Objective
Count how many lines hold the string "wave", and give only that number.

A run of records
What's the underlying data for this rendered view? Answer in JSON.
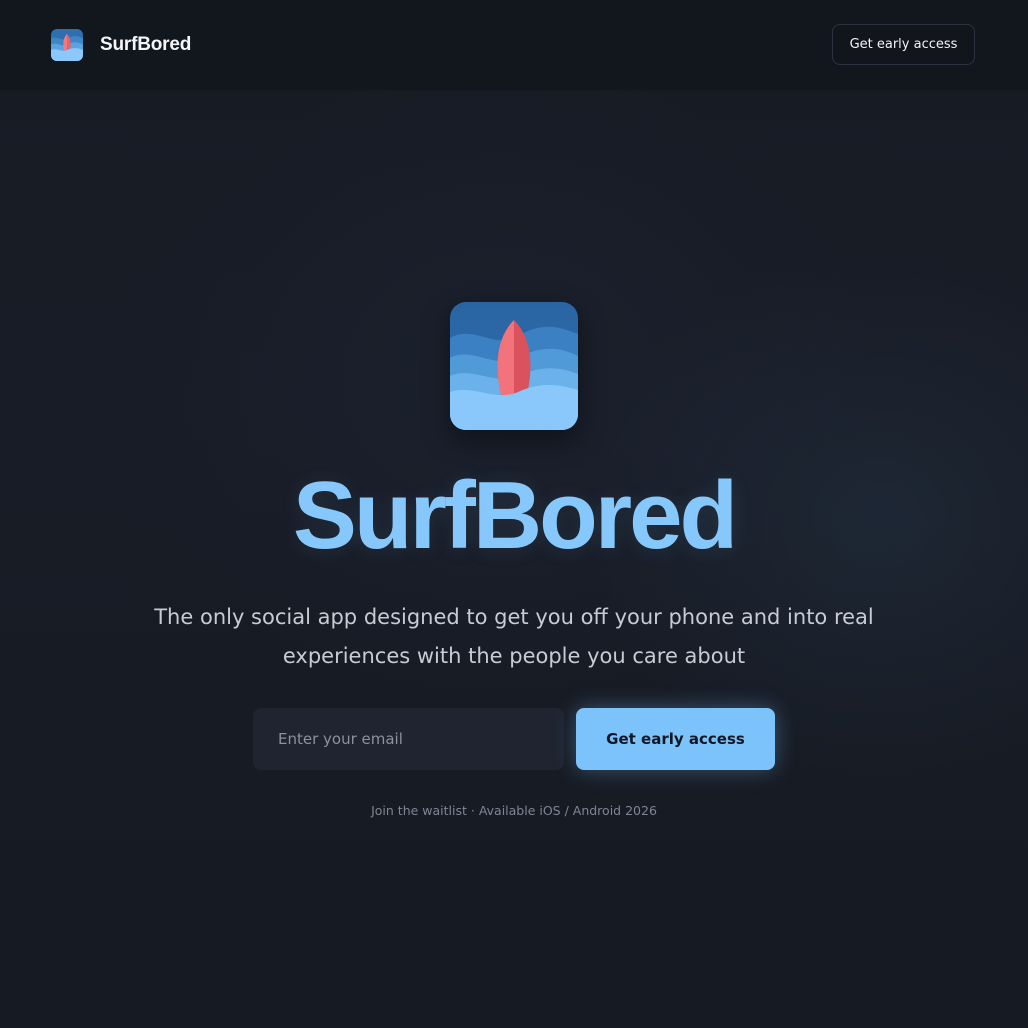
{
  "header": {
    "brand_name": "SurfBored",
    "logo_icon": "surfboard-wave-logo-icon",
    "cta_label": "Get early access"
  },
  "hero": {
    "icon": "surfboard-wave-app-icon",
    "title": "SurfBored",
    "tagline": "The only social app designed to get you off your phone and into real experiences with the people you care about"
  },
  "signup": {
    "email_placeholder": "Enter your email",
    "email_value": "",
    "button_label": "Get early access"
  },
  "footnote": "Join the waitlist · Available iOS / Android 2026",
  "colors": {
    "background": "#161a23",
    "accent": "#7cc3fb",
    "title": "#86c8fb",
    "surfboard": "#e8606a"
  }
}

Full answer
2